**Aufgabe a**
Schreibe die Einträge unverändert ab, angefangen mit der Zeile mit „stat-label: Tổng số trường“ bis einschließlich der Zeile mit „y-tick-label: 5 [116,810,130,834]“.

**Lesetext**
<<<<

In seiner Zeichensprache verwies der Attentäter von Halle auf den Terror von Christchurch; der Christchurch-Attentäter wiederum auf den Norweger Anders Brejvik und dessen Inszenierungen und Verschwörungstheorien. In Deutschland zeigt der rechte Terror jedenfalls einen Stammbaum, der über die BRD-DDR-Grenze bis tief in die 1970er Jahre zurückreicht.

In seinem Bildzyklus „Drei bärtige Männer“ erinnert Schoemakers etwa an Karl-Heinz Hoffmann, der 1973 die nach ihm benannte „Wehrsportgruppe Hoffmann“ gegründet habe. „Heute zieht Hoffmann wie ein netter alter Opa durchs Land“, so Schoemakers. Ebenso Gegenstand dieser Arbeit: der frühere RAF-Anwalt Horst Mahler, der bereits in den 1990er Jahren ins rechtsextreme Feld gewechselt war.

Anders Brejvik in einer Bilderserie von Rene Schoemakers
R. Schoemakers
Schoemakers Zyklus „Drei bärtige Männer“: Der ehemalige RAF-Anwalt und heutige Neonazi Horst Mahler, Anders Brejvik und der frühere Wehrsportlers Karl-Heinz Hoffmann

Die Banalität des Bösen

Für Schoemakers beginnt sein „deutscher Herbst“ auf der Theresienwiese in München und dem Oktoberfest-Attentat 1980. Bei den medial verbreiteten Ermittlungsbildern sei am Ort des Schreckens immer das Bild vom Stand mit dem Schild „heiße Würstchen“ ins Auge gesprungen. Dieses enge Naheverhältnis von Brutalität und Banalität nennt Schoemakers als Triebfeder seiner Arbeit. Die Tatortszene des Oktoberfest-Attentats hat Schoemakers mit Kinderspielzeug nachgebaut und danach gemalt. Seine fotorealistisch wirkenden Acrylbilder haben zahlreiche Verfremdungsfallen eingebaut: einerseits durch den Nachbau der Reallandschaft in der harmlos anmutenden Kinderspielzeugwelt; andererseits infiltriert Schoemakers in seine Bilder zahlreiche Verfremdungen, die die Szenerie noch mehr ins Absurde führen.

Schoemakersbild Der Deutsche Herbst
R. Schoemakers
Brutales und Banales liegen eng beisammen: Nachstellung des Tatortes Theresienwiese, die dann zum gemalten Bild wird

Das gesamte rechte Repertoire sei ja ein Karneval verrückter Symbole, befindet Schoemakers. Diese zu isolieren und sie in andere Kontexte zu tragen, ist ein Ansatz seiner Kunst. Im Bild „Anders (Mummenschanz)“ steckt eine Tochter des Künstlers in der Fantasieuniform von Anders Brejvik. „Die Verwirrung der Attentäter ist der Ausgangspunkt meiner Arbeit“, schildert Schoemakers seinen Zugang: „Letztlich erschafft sich der Künstler ja auch seine eigene Welt.“ Mit dem feinen Unterschied, wie Schoemakers befindet: Die künstliche Welt schwappe nicht, wie bei den Attentätern, in die reale Welt über. „Künstler sollen einem Weltbild nicht verfallen, sondern es dekonstruieren“, so Schoemakers.

>>>>

**Auszüge aus einem Datensatz mit Layout-Annotationen**
<<<<

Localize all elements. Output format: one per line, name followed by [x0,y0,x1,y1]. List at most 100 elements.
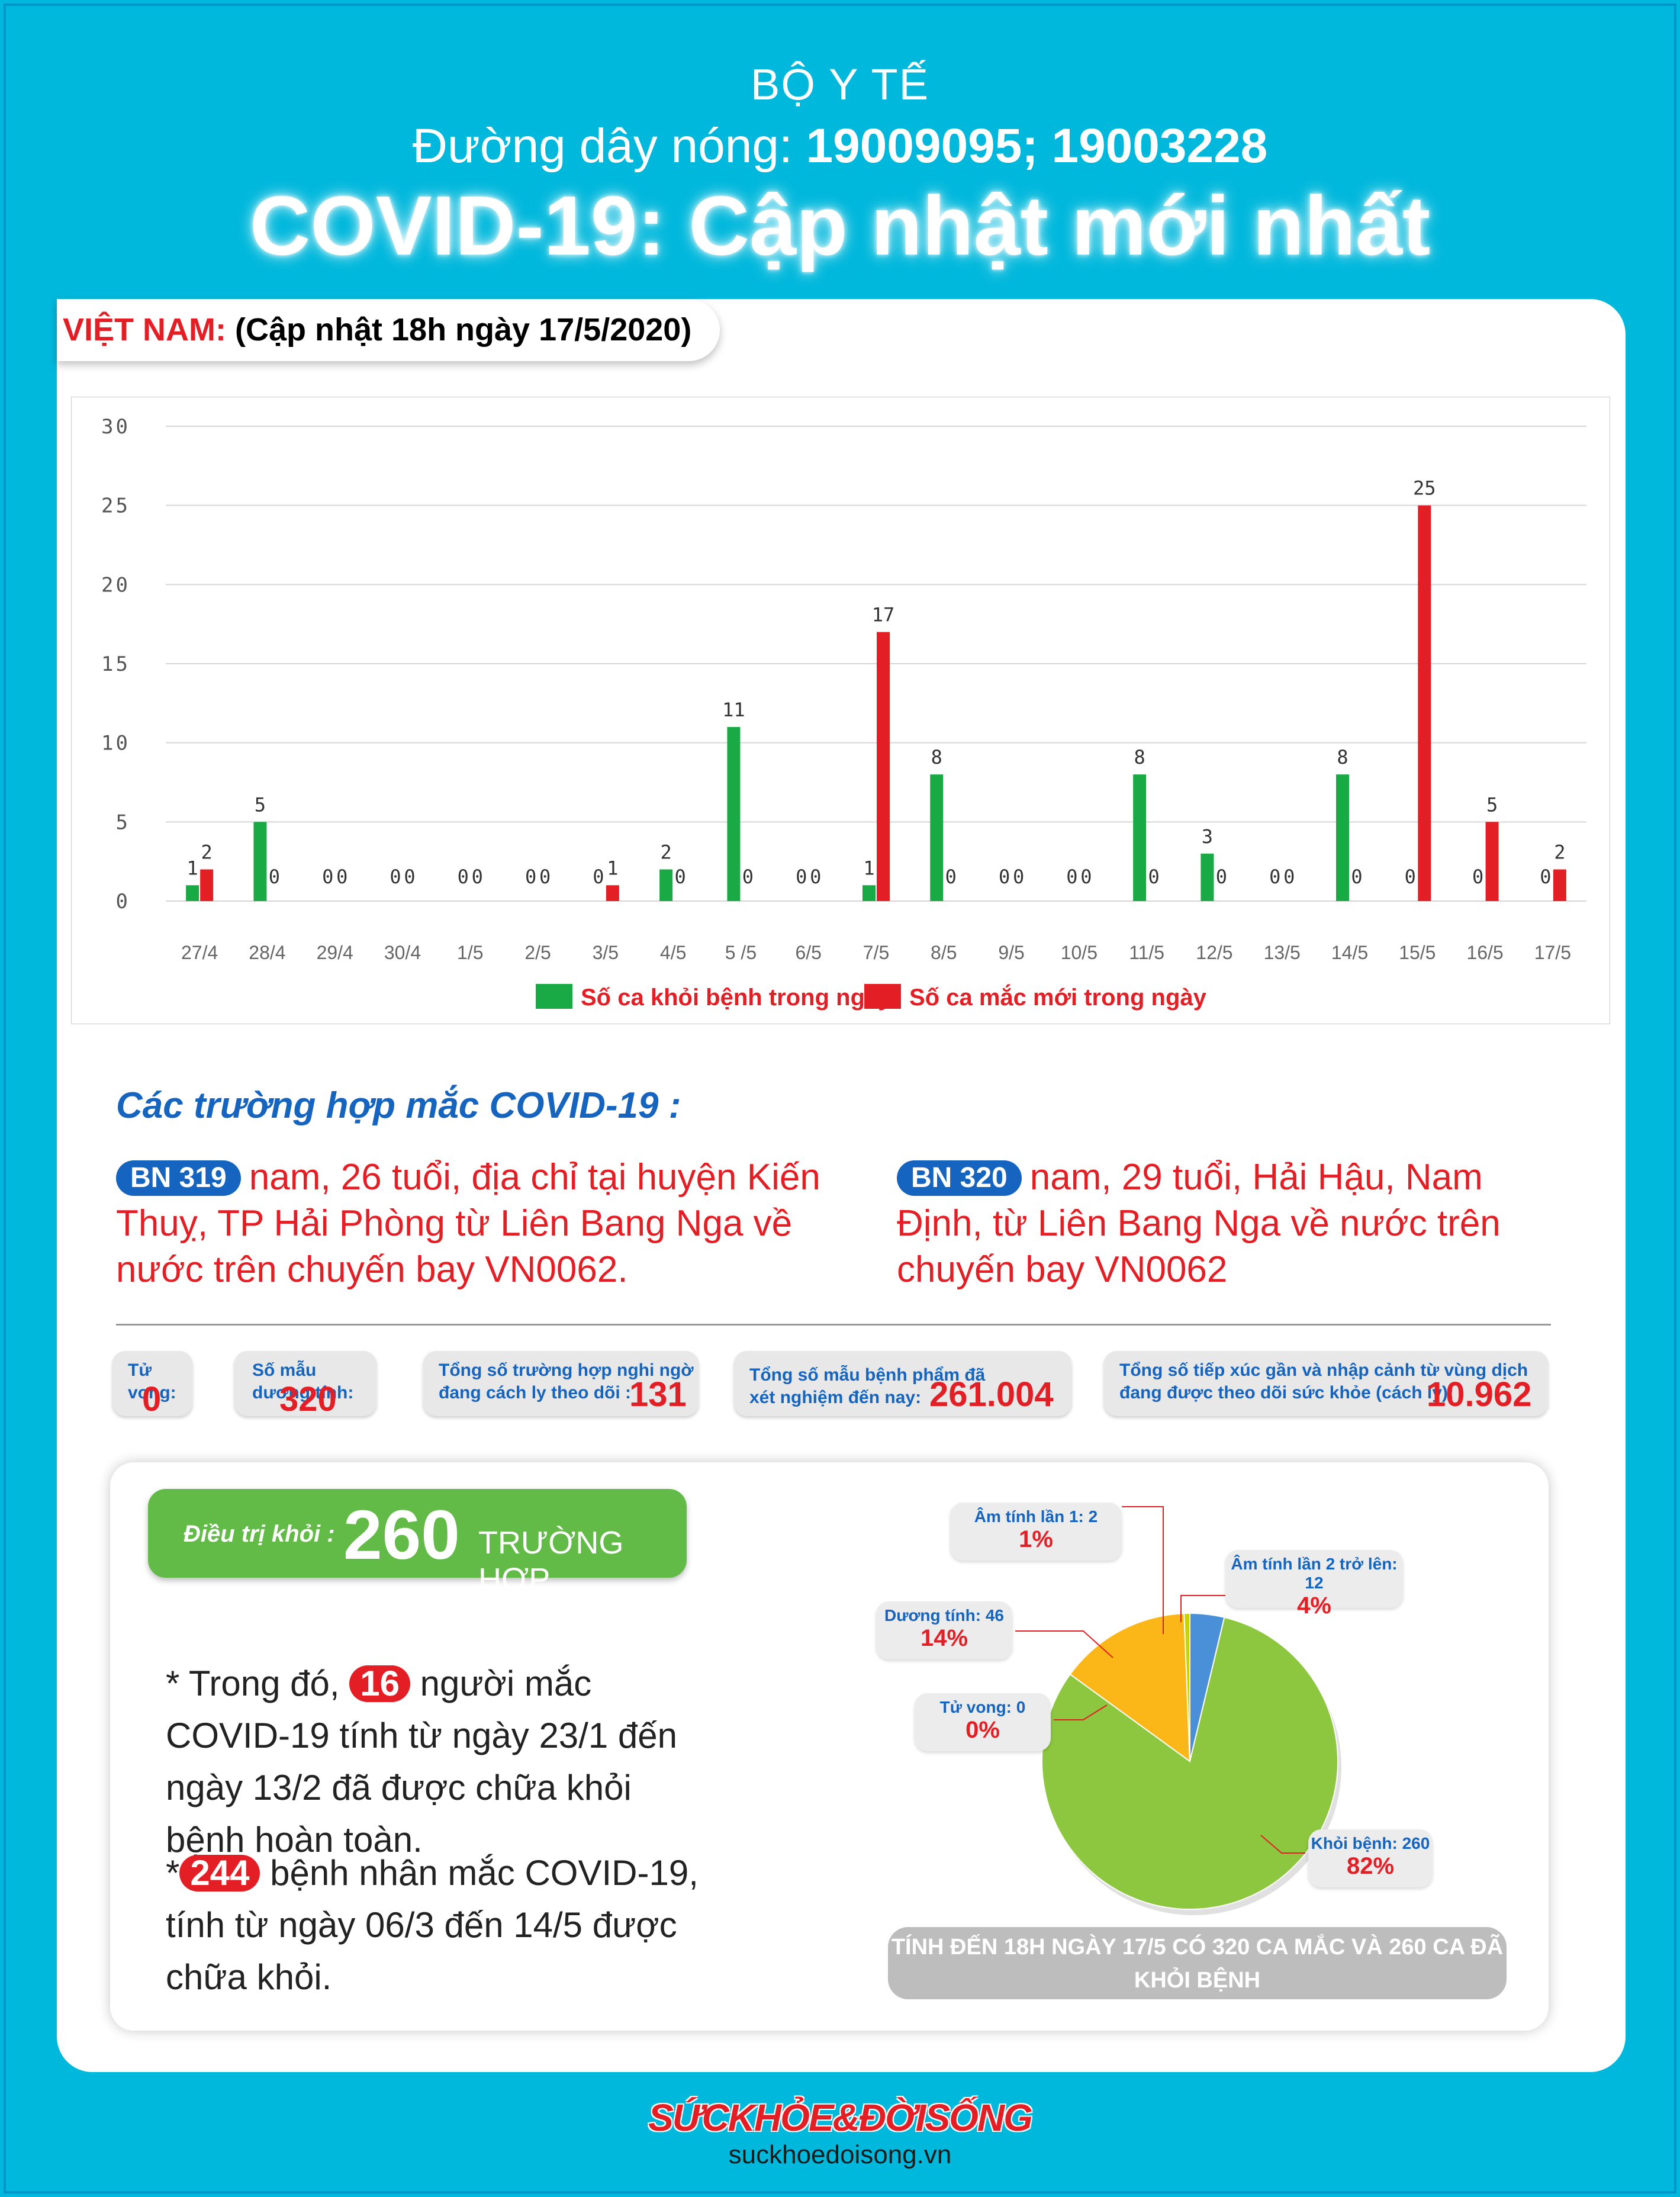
stat-label: Tổng số trường hợp nghi ngờ đang cách ly … [439,1360,694,1403]
data-label: 0 [269,866,280,888]
region-tag: VIỆT NAM: (Cập nhật 18h ngày 17/5/2020) [57,299,720,361]
data-label: 25 [1413,477,1436,500]
data-label: 8 [1337,746,1348,768]
bar-new-cases [200,869,214,901]
bar-recovered [659,869,673,901]
y-tick-label: 10 [101,732,130,755]
data-label: 17 [872,604,895,626]
x-tick-label: 16/5 [1466,942,1503,963]
data-label: 0 [1066,866,1077,888]
y-tick-label: 5 [116,810,130,834]
callout-deaths: Tử vong: 0 0% [915,1693,1051,1751]
recovered-label: Điều trị khỏi : [184,1521,335,1547]
stat-label: Số mẫu dương tính: [252,1360,354,1403]
data-label: 11 [722,699,745,721]
bar-recovered [186,885,199,901]
data-label: 1 [187,857,198,879]
data-label: 0 [1269,866,1280,888]
data-label: 0 [1540,866,1551,888]
x-tick-label: 6/5 [795,942,821,963]
data-label: 0 [742,866,754,888]
brand-logo: SỨCKHỎE&ĐỜISỐNG [648,2096,1033,2139]
x-tick-label: 28/4 [249,942,285,963]
stat-label: Tử vong: [128,1360,176,1403]
data-label: 0 [458,866,469,888]
callout-positive: Dương tính: 46 14% [876,1601,1012,1659]
hotline: Đường dây nóng: 19009095; 19003228 [0,118,1680,174]
legend-label-recovered: Số ca khỏi bệnh trong ngày [581,985,892,1011]
bar-recovered [253,822,267,901]
y-tick-label: 0 [116,890,130,913]
x-tick-label: 2/5 [524,942,551,963]
data-label: 0 [390,866,401,888]
data-label: 0 [1351,866,1362,888]
brand-url: suckhoedoisong.vn [728,2140,952,2169]
cases-title: Các trường hợp mắc COVID-19 : [116,1085,681,1126]
data-label: 0 [404,866,415,888]
data-label: 1 [863,857,874,879]
bar-recovered [930,774,944,901]
region-name: VIỆT NAM: [63,312,226,348]
bar-new-cases [877,632,890,901]
page-title: COVID-19: Cập nhật mới nhất [249,179,1431,273]
data-label: 0 [1080,866,1092,888]
x-tick-label: 15/5 [1399,942,1436,963]
legend-label-new-cases: Số ca mắc mới trong ngày [909,985,1206,1011]
bar-recovered [1201,853,1214,901]
x-tick-label: 30/4 [384,942,421,963]
count-badge: 16 [349,1665,410,1702]
data-label: 0 [675,866,686,888]
data-label: 0 [472,866,483,888]
bar-recovered [1336,774,1349,901]
data-label: 2 [661,841,672,864]
stat-suspected: Tổng số trường hợp nghi ngờ đang cách ly … [423,1351,699,1416]
page-frame [4,4,1676,2193]
count-badge: 244 [179,1855,260,1892]
y-tick-label: 15 [101,652,130,676]
x-tick-label: 10/5 [1061,942,1098,963]
bar-recovered [862,885,876,901]
data-label: 0 [322,866,333,888]
x-tick-label: 17/5 [1534,942,1571,963]
data-label: 0 [1283,866,1295,888]
callout-recovered: Khỏi bệnh: 260 82% [1308,1829,1433,1887]
data-label: 3 [1202,825,1213,848]
recovered-value: 260 [343,1496,460,1574]
x-tick-label: 11/5 [1129,942,1164,963]
data-label: 8 [1134,746,1145,768]
stat-tested: Tổng số mẫu bệnh phẩm đã xét nghiệm đến n… [734,1351,1071,1416]
org-name: BỘ Y TẾ [751,60,929,109]
bar-new-cases [1553,869,1566,901]
data-label: 0 [1148,866,1160,888]
data-label: 0 [593,866,604,888]
data-label: 2 [1554,841,1565,864]
data-label: 2 [201,841,213,864]
bar-new-cases [1485,822,1499,901]
callout-negative-1: Âm tính lần 1: 2 1% [950,1503,1122,1561]
x-tick-label: 9/5 [998,942,1024,963]
data-label: 0 [525,866,536,888]
bar-recovered [727,726,741,901]
stat-value: 320 [279,1380,337,1418]
y-tick-label: 25 [101,494,130,518]
x-tick-label: 5 /5 [725,942,757,963]
stat-value: 131 [629,1375,687,1414]
bar-new-cases [606,885,619,901]
case-id-pill: BN 320 [897,1160,1022,1196]
stat-value: 10.962 [1427,1375,1532,1414]
data-label: 0 [796,866,807,888]
data-label: 0 [999,866,1010,888]
data-label: 5 [255,793,266,816]
x-tick-label: 7/5 [863,942,889,963]
stat-deaths: Tử vong: 0 [112,1351,192,1418]
bar-recovered [1133,774,1147,901]
update-time: (Cập nhật 18h ngày 17/5/2020) [235,312,692,348]
data-label: 8 [931,746,942,768]
stat-label: Tổng số mẫu bệnh phẩm đã xét nghiệm đến n… [749,1365,986,1407]
stat-contacts: Tổng số tiếp xúc gần và nhập cảnh từ vùn… [1104,1351,1548,1416]
x-tick-label: 4/5 [660,942,686,963]
recovered-banner: Điều trị khỏi : 260 TRƯỜNG HỢP [148,1489,687,1597]
stat-label: Tổng số tiếp xúc gần và nhập cảnh từ vùn… [1119,1360,1528,1403]
x-tick-label: 8/5 [931,942,957,963]
bar-new-cases [1418,505,1431,901]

>>>>

**Aufgabe b**
Führe den Text über die Kunst von Schoemakers weiter, wo er aufhört.

**Lösung a**
stat-label: Tổng số trường hợp nghi ngờ đang cách ly … [439,1360,694,1403]
data-label: 0 [269,866,280,888]
region-tag: VIỆT NAM: (Cập nhật 18h ngày 17/5/2020) [57,299,720,361]
data-label: 25 [1413,477,1436,500]
data-label: 8 [1337,746,1348,768]
bar-new-cases [200,869,214,901]
bar-recovered [659,869,673,901]
y-tick-label: 10 [101,732,130,755]
data-label: 17 [872,604,895,626]
x-tick-label: 16/5 [1466,942,1503,963]
data-label: 0 [1066,866,1077,888]
y-tick-label: 5 [116,810,130,834]

**Lösung b**
Der Künstler und der „böse Paul“

Rene Schoemakers Auseinandersetzung mit den Insignien des NSU

Der rosarote Panther und der NSU

Dieser Ansatz fordert viel aktive Arbeit seines Publikums ein; meist sind es mehrteilige Arbeiten, die so etwas wie eine Topografie zwischen Schrecken und scheinbarer Harmlosigkeit ausloten. Zu sehen waren Schoemakers’ Werke in Österreich zuletzt im Museum Angerlehner in Thalheim bei Wels. Ausgestellt hat man seine „Weltgeist“-Serie an einem der Orte des NSU-Terrors, in Dortmund, wo 2006 der Kioskbesitzer Mehmet Kubasik Opfer des NSU-Terrors wurde.

Die Familie von Kubasik, die jahrelang teilweise selbst unter dem Tatverdacht der Ermittler stand, trat als Nebenkläger im NSU-Prozess auf. Beate Zschäpe wurde der Mittäterschaft am Anschlag in Dortmund verurteilt. Die NSU-Unterstützer Ralf Wohlleben und Carsten Schultze wurden wegen Beihilfe zum Mord unter anderem an Kubasik zu Haftstrafen verurteilt, weil sie die Tatwaffe beschafft hatten (die Urteile sind nicht rechtskräftig).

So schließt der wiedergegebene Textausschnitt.